**Data section:**
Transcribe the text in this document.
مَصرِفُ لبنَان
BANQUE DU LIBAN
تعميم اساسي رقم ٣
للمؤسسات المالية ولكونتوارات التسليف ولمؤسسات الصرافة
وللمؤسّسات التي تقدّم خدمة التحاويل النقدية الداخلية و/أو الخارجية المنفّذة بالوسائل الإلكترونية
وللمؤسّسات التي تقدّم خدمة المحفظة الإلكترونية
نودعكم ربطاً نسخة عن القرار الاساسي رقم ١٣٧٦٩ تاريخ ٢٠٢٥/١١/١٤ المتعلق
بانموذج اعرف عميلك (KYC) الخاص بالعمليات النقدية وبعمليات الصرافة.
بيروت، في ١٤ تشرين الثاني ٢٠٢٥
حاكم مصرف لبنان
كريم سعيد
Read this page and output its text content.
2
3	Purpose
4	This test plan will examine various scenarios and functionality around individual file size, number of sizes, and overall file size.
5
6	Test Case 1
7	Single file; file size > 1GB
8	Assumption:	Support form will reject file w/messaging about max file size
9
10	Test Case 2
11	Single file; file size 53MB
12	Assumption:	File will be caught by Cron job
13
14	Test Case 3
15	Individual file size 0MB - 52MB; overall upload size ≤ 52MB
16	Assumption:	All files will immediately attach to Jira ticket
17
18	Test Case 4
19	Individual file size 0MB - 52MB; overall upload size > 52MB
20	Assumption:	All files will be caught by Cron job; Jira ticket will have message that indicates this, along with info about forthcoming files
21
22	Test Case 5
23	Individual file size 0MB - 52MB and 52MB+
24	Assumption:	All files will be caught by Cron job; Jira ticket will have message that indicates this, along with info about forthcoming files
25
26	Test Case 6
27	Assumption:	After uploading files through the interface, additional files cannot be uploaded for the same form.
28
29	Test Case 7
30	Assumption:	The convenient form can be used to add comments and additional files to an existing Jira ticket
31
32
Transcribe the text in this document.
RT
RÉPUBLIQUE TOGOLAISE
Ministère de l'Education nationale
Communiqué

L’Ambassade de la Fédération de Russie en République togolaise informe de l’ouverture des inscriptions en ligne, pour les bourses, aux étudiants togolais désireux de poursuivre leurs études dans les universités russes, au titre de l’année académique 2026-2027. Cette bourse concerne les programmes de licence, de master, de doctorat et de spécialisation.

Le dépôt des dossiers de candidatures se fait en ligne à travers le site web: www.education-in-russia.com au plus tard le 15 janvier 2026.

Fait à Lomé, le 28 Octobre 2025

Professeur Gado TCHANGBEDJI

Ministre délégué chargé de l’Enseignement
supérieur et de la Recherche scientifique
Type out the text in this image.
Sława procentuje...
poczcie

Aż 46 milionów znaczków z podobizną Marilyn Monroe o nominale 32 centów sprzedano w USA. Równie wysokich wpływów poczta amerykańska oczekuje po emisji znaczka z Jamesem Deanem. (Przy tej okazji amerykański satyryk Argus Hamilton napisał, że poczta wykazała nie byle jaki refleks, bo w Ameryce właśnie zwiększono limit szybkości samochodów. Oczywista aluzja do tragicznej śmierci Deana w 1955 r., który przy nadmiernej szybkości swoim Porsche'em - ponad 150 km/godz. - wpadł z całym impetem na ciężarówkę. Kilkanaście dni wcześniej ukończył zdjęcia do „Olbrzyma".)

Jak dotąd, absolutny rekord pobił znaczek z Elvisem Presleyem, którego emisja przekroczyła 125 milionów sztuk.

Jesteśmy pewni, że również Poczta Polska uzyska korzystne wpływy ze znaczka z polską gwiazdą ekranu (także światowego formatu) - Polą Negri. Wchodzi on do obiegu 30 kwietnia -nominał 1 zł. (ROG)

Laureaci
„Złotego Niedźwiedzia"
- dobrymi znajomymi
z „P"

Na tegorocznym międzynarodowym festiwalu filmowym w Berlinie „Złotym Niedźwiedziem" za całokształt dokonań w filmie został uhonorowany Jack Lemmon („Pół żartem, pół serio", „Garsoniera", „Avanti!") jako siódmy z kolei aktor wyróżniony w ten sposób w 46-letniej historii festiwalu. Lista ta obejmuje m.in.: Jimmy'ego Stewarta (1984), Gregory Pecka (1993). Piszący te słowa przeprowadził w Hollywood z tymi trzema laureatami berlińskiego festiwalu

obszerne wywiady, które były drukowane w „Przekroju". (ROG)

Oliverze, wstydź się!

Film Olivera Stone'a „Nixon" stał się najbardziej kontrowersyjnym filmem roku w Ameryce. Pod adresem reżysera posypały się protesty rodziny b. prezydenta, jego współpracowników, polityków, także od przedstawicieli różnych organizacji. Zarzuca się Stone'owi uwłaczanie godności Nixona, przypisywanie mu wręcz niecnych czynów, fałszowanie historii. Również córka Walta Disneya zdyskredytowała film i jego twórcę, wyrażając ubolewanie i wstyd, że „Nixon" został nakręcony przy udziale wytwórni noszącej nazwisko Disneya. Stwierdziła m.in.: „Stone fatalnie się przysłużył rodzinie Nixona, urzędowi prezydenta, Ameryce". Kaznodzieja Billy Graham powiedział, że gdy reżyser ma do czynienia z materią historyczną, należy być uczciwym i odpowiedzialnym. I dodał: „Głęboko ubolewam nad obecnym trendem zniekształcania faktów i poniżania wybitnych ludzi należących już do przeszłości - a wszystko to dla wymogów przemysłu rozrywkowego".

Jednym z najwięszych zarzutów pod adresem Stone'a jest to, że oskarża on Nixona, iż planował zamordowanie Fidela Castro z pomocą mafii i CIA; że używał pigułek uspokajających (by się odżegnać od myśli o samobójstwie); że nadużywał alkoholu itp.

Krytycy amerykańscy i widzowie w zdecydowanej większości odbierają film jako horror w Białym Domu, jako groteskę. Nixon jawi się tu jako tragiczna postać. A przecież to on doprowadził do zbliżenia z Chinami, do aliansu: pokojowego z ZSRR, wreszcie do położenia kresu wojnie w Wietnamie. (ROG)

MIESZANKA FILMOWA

**Requirement:**
Copy down every line of the material above that includes the string "text".

**Exercise result:**
Transcribe the text in this document.
Read this page and output its text content.
Transcribe the text in this document.
Type out the text in this image.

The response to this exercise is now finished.